● GOAL: For the data that follows, report how many lines contain the word "相映成趣", and nothing else.

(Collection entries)
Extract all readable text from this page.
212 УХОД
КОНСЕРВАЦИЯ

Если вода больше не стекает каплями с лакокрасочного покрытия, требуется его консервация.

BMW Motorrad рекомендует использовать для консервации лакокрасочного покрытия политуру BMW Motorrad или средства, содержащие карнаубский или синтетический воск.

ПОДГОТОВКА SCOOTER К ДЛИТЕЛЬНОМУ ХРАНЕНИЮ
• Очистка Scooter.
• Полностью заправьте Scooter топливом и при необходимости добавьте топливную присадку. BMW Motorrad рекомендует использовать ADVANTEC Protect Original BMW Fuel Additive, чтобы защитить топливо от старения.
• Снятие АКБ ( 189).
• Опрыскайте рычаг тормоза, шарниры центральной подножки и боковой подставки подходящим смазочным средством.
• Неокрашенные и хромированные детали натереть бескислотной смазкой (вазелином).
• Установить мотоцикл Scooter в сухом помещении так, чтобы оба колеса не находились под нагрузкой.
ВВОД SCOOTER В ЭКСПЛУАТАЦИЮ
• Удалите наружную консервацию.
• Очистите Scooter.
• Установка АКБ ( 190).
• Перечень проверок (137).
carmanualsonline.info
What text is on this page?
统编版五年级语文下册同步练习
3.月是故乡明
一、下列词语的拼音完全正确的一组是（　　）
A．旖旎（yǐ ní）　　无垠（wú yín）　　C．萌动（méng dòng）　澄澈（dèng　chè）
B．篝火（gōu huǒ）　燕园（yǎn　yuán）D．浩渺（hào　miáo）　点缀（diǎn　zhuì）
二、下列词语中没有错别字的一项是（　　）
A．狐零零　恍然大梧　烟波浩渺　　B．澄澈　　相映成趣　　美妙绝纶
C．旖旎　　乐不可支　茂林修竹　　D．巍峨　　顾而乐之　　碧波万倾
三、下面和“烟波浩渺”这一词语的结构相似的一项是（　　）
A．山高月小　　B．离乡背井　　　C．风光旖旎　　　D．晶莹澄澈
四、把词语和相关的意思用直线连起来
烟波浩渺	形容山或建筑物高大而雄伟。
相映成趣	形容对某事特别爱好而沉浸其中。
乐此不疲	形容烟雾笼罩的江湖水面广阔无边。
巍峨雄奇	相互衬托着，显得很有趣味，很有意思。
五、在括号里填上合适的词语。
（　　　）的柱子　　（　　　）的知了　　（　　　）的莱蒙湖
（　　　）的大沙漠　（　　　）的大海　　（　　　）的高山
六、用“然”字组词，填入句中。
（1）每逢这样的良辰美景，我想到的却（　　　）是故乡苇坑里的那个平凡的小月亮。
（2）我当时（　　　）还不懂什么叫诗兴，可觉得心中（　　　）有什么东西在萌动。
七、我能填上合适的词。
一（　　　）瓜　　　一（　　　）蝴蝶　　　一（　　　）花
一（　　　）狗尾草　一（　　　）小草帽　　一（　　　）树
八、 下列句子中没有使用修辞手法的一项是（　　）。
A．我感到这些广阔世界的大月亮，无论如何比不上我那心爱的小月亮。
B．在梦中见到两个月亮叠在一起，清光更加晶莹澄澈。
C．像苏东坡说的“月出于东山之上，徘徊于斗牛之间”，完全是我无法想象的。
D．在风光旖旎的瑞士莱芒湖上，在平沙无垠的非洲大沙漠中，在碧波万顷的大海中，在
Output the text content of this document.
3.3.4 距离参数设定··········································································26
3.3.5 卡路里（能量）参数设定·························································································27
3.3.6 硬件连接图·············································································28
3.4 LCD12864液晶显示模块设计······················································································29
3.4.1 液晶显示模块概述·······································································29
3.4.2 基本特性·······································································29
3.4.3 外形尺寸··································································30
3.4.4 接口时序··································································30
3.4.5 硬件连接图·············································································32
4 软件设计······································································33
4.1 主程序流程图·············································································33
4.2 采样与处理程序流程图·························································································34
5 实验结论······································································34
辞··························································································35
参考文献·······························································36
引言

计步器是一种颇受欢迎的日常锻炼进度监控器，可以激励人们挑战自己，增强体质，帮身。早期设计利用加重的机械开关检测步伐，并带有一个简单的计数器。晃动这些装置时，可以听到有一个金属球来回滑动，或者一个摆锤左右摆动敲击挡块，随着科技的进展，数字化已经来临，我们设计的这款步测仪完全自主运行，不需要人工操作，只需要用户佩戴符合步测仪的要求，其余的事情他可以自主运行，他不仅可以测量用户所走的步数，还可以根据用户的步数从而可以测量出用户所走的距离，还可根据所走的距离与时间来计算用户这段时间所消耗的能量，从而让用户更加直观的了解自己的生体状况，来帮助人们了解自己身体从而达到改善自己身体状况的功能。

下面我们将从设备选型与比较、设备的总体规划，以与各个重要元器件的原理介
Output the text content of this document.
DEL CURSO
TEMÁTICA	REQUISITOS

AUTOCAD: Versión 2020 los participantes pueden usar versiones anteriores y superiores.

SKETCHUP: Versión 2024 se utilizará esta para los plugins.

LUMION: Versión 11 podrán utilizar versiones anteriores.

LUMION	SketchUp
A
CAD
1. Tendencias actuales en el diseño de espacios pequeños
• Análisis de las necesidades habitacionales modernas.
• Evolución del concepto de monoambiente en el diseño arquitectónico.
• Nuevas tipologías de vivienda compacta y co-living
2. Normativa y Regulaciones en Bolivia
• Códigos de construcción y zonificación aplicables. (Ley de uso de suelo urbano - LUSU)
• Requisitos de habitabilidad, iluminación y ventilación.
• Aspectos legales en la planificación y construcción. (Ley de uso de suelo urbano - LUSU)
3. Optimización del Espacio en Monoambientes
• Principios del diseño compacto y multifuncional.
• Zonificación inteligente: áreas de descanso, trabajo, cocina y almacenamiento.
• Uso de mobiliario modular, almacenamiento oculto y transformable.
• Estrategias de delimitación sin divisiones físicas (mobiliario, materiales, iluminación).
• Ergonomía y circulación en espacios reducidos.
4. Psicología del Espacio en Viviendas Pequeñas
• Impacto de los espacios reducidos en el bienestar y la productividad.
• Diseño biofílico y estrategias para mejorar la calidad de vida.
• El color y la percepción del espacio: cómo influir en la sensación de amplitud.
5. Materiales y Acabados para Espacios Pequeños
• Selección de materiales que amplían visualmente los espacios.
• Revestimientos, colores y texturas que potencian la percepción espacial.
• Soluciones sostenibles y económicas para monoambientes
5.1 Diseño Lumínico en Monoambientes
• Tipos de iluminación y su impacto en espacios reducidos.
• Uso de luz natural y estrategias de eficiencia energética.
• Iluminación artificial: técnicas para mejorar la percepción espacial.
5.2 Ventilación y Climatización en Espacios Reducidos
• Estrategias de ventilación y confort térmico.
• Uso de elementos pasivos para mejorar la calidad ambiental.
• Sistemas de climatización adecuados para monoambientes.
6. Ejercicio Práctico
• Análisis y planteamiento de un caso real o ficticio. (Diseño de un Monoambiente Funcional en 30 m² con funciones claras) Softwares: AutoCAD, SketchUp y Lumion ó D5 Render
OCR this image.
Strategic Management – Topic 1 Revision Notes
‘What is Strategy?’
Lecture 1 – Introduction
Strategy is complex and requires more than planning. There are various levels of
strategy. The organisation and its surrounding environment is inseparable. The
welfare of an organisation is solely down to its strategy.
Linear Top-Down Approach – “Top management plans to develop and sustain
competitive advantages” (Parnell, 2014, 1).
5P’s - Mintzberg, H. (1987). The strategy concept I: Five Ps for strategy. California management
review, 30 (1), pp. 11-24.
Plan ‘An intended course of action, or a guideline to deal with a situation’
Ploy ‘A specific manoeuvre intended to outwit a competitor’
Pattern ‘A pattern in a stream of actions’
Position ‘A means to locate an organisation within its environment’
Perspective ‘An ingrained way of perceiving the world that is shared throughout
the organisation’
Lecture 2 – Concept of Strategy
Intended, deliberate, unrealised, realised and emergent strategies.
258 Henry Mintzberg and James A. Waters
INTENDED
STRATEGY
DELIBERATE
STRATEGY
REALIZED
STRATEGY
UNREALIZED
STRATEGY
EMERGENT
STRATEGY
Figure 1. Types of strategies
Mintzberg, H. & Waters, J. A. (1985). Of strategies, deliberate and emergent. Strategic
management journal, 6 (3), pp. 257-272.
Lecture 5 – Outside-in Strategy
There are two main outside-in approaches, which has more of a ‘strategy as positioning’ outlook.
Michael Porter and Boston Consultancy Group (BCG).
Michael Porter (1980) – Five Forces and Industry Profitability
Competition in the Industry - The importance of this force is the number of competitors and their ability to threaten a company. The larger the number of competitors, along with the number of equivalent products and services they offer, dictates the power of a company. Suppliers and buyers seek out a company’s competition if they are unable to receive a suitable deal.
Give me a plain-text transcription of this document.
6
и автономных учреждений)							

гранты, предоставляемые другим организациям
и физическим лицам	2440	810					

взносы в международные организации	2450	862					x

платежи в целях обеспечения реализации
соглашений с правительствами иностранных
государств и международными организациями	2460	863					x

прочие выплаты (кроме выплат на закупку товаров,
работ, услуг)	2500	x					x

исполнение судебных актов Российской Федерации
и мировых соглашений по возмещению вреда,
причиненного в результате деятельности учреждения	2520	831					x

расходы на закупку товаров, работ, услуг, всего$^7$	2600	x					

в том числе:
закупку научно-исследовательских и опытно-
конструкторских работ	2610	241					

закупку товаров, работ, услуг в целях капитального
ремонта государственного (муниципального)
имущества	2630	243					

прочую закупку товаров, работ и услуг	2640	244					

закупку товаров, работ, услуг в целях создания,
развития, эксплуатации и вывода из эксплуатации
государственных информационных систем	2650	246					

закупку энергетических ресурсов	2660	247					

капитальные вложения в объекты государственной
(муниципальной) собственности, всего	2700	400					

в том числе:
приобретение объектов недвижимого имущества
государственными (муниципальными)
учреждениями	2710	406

● COMPLETED EXERCISE: 2